Restate, word for word, all of the material shown below.

=====

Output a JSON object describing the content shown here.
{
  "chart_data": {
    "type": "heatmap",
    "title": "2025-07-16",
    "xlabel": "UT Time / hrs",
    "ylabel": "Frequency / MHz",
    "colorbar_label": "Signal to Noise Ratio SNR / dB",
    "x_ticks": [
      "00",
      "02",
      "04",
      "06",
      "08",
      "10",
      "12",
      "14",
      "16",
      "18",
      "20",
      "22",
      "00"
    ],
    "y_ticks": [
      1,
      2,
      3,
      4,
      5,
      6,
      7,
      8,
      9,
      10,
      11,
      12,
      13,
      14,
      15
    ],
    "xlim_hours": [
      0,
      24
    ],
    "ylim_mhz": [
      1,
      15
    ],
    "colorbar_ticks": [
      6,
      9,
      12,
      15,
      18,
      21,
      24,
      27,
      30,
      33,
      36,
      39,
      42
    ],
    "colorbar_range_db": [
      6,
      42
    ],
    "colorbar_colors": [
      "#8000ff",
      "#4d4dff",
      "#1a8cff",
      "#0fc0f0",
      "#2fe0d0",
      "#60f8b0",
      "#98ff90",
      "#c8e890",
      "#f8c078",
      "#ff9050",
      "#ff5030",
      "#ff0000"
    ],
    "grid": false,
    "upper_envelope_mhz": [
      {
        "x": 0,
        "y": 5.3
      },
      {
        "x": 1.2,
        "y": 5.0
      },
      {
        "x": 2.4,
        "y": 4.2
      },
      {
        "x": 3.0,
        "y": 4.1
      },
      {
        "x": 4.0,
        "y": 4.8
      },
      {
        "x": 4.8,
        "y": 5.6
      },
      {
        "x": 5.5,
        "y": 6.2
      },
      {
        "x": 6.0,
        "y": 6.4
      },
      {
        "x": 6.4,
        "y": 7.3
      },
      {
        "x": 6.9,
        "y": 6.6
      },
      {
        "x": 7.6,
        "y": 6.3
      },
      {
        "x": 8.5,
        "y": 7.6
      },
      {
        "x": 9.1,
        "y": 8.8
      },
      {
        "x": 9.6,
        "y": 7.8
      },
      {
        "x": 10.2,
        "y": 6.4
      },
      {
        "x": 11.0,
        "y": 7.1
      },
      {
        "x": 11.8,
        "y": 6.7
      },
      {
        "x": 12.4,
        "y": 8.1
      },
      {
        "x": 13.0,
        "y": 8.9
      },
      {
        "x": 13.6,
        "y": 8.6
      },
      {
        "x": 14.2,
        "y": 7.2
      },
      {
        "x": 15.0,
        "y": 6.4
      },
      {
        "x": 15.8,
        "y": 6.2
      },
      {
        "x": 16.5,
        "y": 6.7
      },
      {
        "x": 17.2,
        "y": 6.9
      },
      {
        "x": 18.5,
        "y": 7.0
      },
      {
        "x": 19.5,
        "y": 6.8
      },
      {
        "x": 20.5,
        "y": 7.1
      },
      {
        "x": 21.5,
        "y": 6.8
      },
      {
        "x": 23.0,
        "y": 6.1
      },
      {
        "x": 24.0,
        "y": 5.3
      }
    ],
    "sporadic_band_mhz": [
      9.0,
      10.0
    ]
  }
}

=====

● **Answer for the task**
Output a JSON object describing the content shown here.
{
  "chart_data": {
    "type": "heatmap",
    "title": "2025-07-16",
    "xlabel": "UT Time / hrs",
    "ylabel": "Frequency / MHz",
    "colorbar_label": "Signal to Noise Ratio SNR / dB",
    "x_ticks": [
      "00",
      "02",
      "04",
      "06",
      "08",
      "10",
      "12",
      "14",
      "16",
      "18",
      "20",
      "22",
      "00"
    ],
    "y_ticks": [
      1,
      2,
      3,
      4,
      5,
      6,
      7,
      8,
      9,
      10,
      11,
      12,
      13,
      14,
      15
    ],
    "xlim_hours": [
      0,
      24
    ],
    "ylim_mhz": [
      1,
      15
    ],
    "colorbar_ticks": [
      6,
      9,
      12,
      15,
      18,
      21,
      24,
      27,
      30,
      33,
      36,
      39,
      42
    ],
    "colorbar_range_db": [
      6,
      42
    ],
    "colorbar_colors": [
      "#8000ff",
      "#4d4dff",
      "#1a8cff",
      "#0fc0f0",
      "#2fe0d0",
      "#60f8b0",
      "#98ff90",
      "#c8e890",
      "#f8c078",
      "#ff9050",
      "#ff5030",
      "#ff0000"
    ],
    "grid": false,
    "upper_envelope_mhz": [
      {
        "x": 0,
        "y": 5.3
      },
      {
        "x": 1.2,
        "y": 5.0
      },
      {
        "x": 2.4,
        "y": 4.2
      },
      {
        "x": 3.0,
        "y": 4.1
      },
      {
        "x": 4.0,
        "y": 4.8
      },
      {
        "x": 4.8,
        "y": 5.6
      },
      {
        "x": 5.5,
        "y": 6.2
      },
      {
        "x": 6.0,
        "y": 6.4
      },
      {
        "x": 6.4,
        "y": 7.3
      },
      {
        "x": 6.9,
        "y": 6.6
      },
      {
        "x": 7.6,
        "y": 6.3
      },
      {
        "x": 8.5,
        "y": 7.6
      },
      {
        "x": 9.1,
        "y": 8.8
      },
      {
        "x": 9.6,
        "y": 7.8
      },
      {
        "x": 10.2,
        "y": 6.4
      },
      {
        "x": 11.0,
        "y": 7.1
      },
      {
        "x": 11.8,
        "y": 6.7
      },
      {
        "x": 12.4,
        "y": 8.1
      },
      {
        "x": 13.0,
        "y": 8.9
      },
      {
        "x": 13.6,
        "y": 8.6
      },
      {
        "x": 14.2,
        "y": 7.2
      },
      {
        "x": 15.0,
        "y": 6.4
      },
      {
        "x": 15.8,
        "y": 6.2
      },
      {
        "x": 16.5,
        "y": 6.7
      },
      {
        "x": 17.2,
        "y": 6.9
      },
      {
        "x": 18.5,
        "y": 7.0
      },
      {
        "x": 19.5,
        "y": 6.8
      },
      {
        "x": 20.5,
        "y": 7.1
      },
      {
        "x": 21.5,
        "y": 6.8
      },
      {
        "x": 23.0,
        "y": 6.1
      },
      {
        "x": 24.0,
        "y": 5.3
      }
    ],
    "sporadic_band_mhz": [
      9.0,
      10.0
    ]
  }
}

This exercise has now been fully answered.